Only lines with the word "title" are needed; collect each of them from the listing below.

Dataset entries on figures
--- Start ---

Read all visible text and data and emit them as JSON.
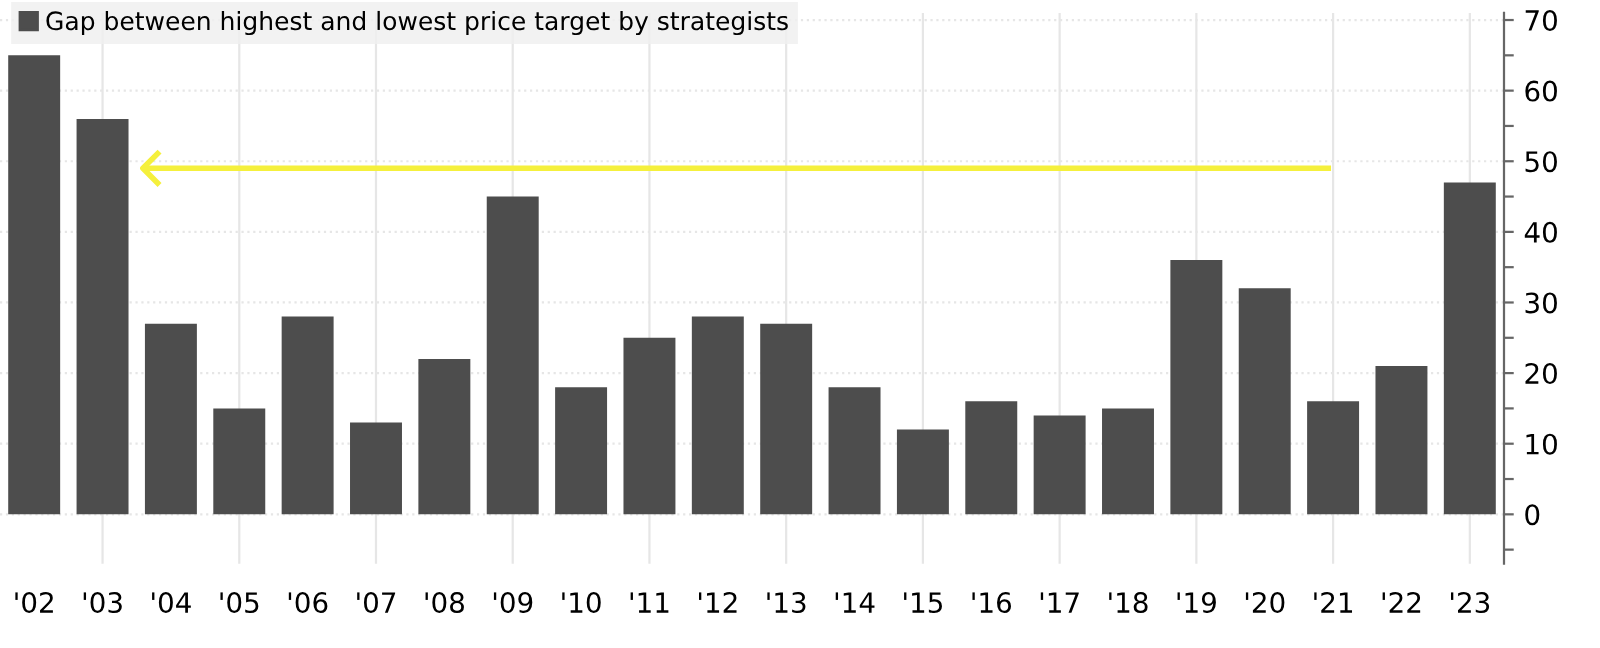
{
  "chart_data": {
    "type": "bar",
    "categories": [
      "'02",
      "'03",
      "'04",
      "'05",
      "'06",
      "'07",
      "'08",
      "'09",
      "'10",
      "'11",
      "'12",
      "'13",
      "'14",
      "'15",
      "'16",
      "'17",
      "'18",
      "'19",
      "'20",
      "'21",
      "'22",
      "'23"
    ],
    "series": [
      {
        "name": "Gap between highest and lowest price target by strategists",
        "color": "#4d4d4d",
        "values": [
          65,
          56,
          27,
          15,
          28,
          13,
          22,
          45,
          18,
          25,
          28,
          27,
          18,
          12,
          16,
          14,
          15,
          36,
          32,
          16,
          21,
          47
        ]
      }
    ],
    "ylim": [
      -7,
      71
    ],
    "yticks": [
      {
        "value": -5,
        "label": null
      },
      0,
      {
        "value": 5,
        "label": null
      },
      10,
      {
        "value": 15,
        "label": null
      },
      20,
      {
        "value": 25,
        "label": null
      },
      30,
      {
        "value": 35,
        "label": null
      },
      40,
      {
        "value": 45,
        "label": null
      },
      50,
      {
        "value": 55,
        "label": null
      },
      60,
      {
        "value": 65,
        "label": null
      },
      70
    ],
    "ref_lines": [
      {
        "axis": "y",
        "value": 49,
        "color": "#f5f03c"
      }
    ],
    "grid": true,
    "legend": "top left"
  }
}
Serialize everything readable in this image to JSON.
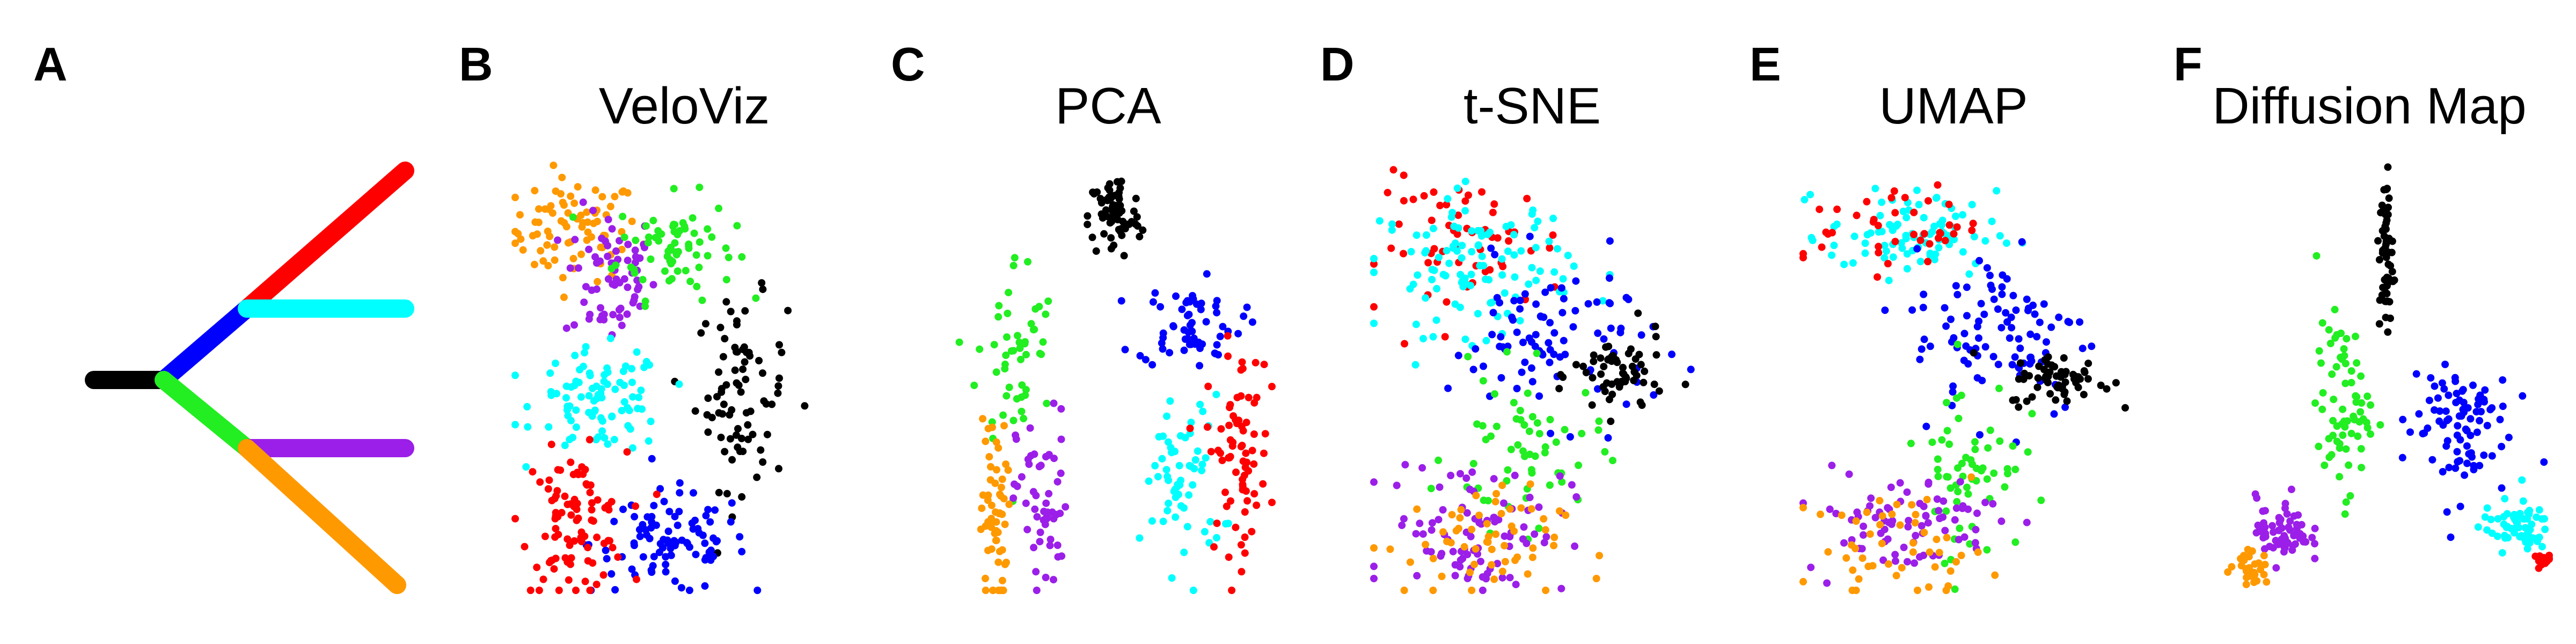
{
  "colors": {
    "black": "#000000",
    "blue": "#0000ff",
    "red": "#ff0000",
    "cyan": "#00ffff",
    "green": "#22ee22",
    "purple": "#9b1fe8",
    "orange": "#ff9900"
  },
  "chart_data": [
    {
      "panel": "A",
      "title": "",
      "type": "trajectory-diagram",
      "segments": [
        {
          "color": "black"
        },
        {
          "color": "blue"
        },
        {
          "color": "red"
        },
        {
          "color": "cyan"
        },
        {
          "color": "green"
        },
        {
          "color": "purple"
        },
        {
          "color": "orange"
        }
      ]
    },
    {
      "panel": "B",
      "title": "VeloViz",
      "type": "scatter",
      "axes_shown": false,
      "clusters": [
        {
          "color": "orange",
          "n": 80,
          "cx": 0.18,
          "cy": 0.84,
          "sx": 0.1,
          "sy": 0.06
        },
        {
          "color": "purple",
          "n": 70,
          "cx": 0.29,
          "cy": 0.73,
          "sx": 0.07,
          "sy": 0.08
        },
        {
          "color": "green",
          "n": 70,
          "cx": 0.49,
          "cy": 0.8,
          "sx": 0.09,
          "sy": 0.06
        },
        {
          "color": "black",
          "n": 80,
          "cx": 0.69,
          "cy": 0.46,
          "sx": 0.07,
          "sy": 0.11
        },
        {
          "color": "blue",
          "n": 95,
          "cx": 0.47,
          "cy": 0.11,
          "sx": 0.12,
          "sy": 0.06
        },
        {
          "color": "cyan",
          "n": 90,
          "cx": 0.26,
          "cy": 0.44,
          "sx": 0.1,
          "sy": 0.06
        },
        {
          "color": "red",
          "n": 95,
          "cx": 0.18,
          "cy": 0.16,
          "sx": 0.08,
          "sy": 0.08
        }
      ]
    },
    {
      "panel": "C",
      "title": "PCA",
      "type": "scatter",
      "axes_shown": false,
      "clusters": [
        {
          "color": "black",
          "n": 70,
          "cx": 0.52,
          "cy": 0.87,
          "sx": 0.04,
          "sy": 0.05
        },
        {
          "color": "green",
          "n": 50,
          "cx": 0.22,
          "cy": 0.55,
          "sx": 0.06,
          "sy": 0.12
        },
        {
          "color": "blue",
          "n": 60,
          "cx": 0.75,
          "cy": 0.62,
          "sx": 0.08,
          "sy": 0.05
        },
        {
          "color": "orange",
          "n": 60,
          "cx": 0.15,
          "cy": 0.15,
          "sx": 0.02,
          "sy": 0.13
        },
        {
          "color": "purple",
          "n": 55,
          "cx": 0.3,
          "cy": 0.2,
          "sx": 0.04,
          "sy": 0.11
        },
        {
          "color": "cyan",
          "n": 60,
          "cx": 0.73,
          "cy": 0.25,
          "sx": 0.06,
          "sy": 0.1
        },
        {
          "color": "red",
          "n": 75,
          "cx": 0.9,
          "cy": 0.33,
          "sx": 0.05,
          "sy": 0.12
        }
      ]
    },
    {
      "panel": "D",
      "title": "t-SNE",
      "type": "scatter",
      "axes_shown": false,
      "clusters": [
        {
          "color": "red",
          "n": 60,
          "cx": 0.3,
          "cy": 0.8,
          "sx": 0.15,
          "sy": 0.08
        },
        {
          "color": "cyan",
          "n": 110,
          "cx": 0.32,
          "cy": 0.76,
          "sx": 0.15,
          "sy": 0.08
        },
        {
          "color": "blue",
          "n": 90,
          "cx": 0.55,
          "cy": 0.58,
          "sx": 0.16,
          "sy": 0.09
        },
        {
          "color": "black",
          "n": 60,
          "cx": 0.76,
          "cy": 0.5,
          "sx": 0.07,
          "sy": 0.05
        },
        {
          "color": "green",
          "n": 60,
          "cx": 0.47,
          "cy": 0.32,
          "sx": 0.12,
          "sy": 0.09
        },
        {
          "color": "purple",
          "n": 90,
          "cx": 0.32,
          "cy": 0.15,
          "sx": 0.14,
          "sy": 0.08
        },
        {
          "color": "orange",
          "n": 60,
          "cx": 0.3,
          "cy": 0.1,
          "sx": 0.14,
          "sy": 0.07
        }
      ]
    },
    {
      "panel": "E",
      "title": "UMAP",
      "type": "scatter",
      "axes_shown": false,
      "clusters": [
        {
          "color": "cyan",
          "n": 90,
          "cx": 0.34,
          "cy": 0.83,
          "sx": 0.13,
          "sy": 0.05
        },
        {
          "color": "red",
          "n": 40,
          "cx": 0.28,
          "cy": 0.85,
          "sx": 0.14,
          "sy": 0.05
        },
        {
          "color": "blue",
          "n": 100,
          "cx": 0.62,
          "cy": 0.6,
          "sx": 0.14,
          "sy": 0.1
        },
        {
          "color": "black",
          "n": 60,
          "cx": 0.8,
          "cy": 0.49,
          "sx": 0.08,
          "sy": 0.03
        },
        {
          "color": "green",
          "n": 60,
          "cx": 0.52,
          "cy": 0.3,
          "sx": 0.08,
          "sy": 0.11
        },
        {
          "color": "purple",
          "n": 80,
          "cx": 0.3,
          "cy": 0.16,
          "sx": 0.15,
          "sy": 0.06
        },
        {
          "color": "orange",
          "n": 50,
          "cx": 0.3,
          "cy": 0.1,
          "sx": 0.14,
          "sy": 0.06
        }
      ]
    },
    {
      "panel": "F",
      "title": "Diffusion Map",
      "type": "scatter",
      "axes_shown": false,
      "clusters": [
        {
          "color": "black",
          "n": 60,
          "cx": 0.51,
          "cy": 0.78,
          "sx": 0.01,
          "sy": 0.1
        },
        {
          "color": "green",
          "n": 70,
          "cx": 0.38,
          "cy": 0.42,
          "sx": 0.04,
          "sy": 0.1
        },
        {
          "color": "blue",
          "n": 90,
          "cx": 0.72,
          "cy": 0.38,
          "sx": 0.08,
          "sy": 0.09
        },
        {
          "color": "cyan",
          "n": 60,
          "cx": 0.9,
          "cy": 0.14,
          "sx": 0.05,
          "sy": 0.03
        },
        {
          "color": "red",
          "n": 15,
          "cx": 0.98,
          "cy": 0.05,
          "sx": 0.02,
          "sy": 0.01
        },
        {
          "color": "purple",
          "n": 70,
          "cx": 0.2,
          "cy": 0.13,
          "sx": 0.04,
          "sy": 0.04
        },
        {
          "color": "orange",
          "n": 30,
          "cx": 0.1,
          "cy": 0.04,
          "sx": 0.03,
          "sy": 0.02
        }
      ]
    }
  ]
}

--- End ---

TASK ANSWER =>
      "title": "",
      "title": "VeloViz",
      "title": "PCA",
      "title": "t-SNE",
      "title": "UMAP",
      "title": "Diffusion Map",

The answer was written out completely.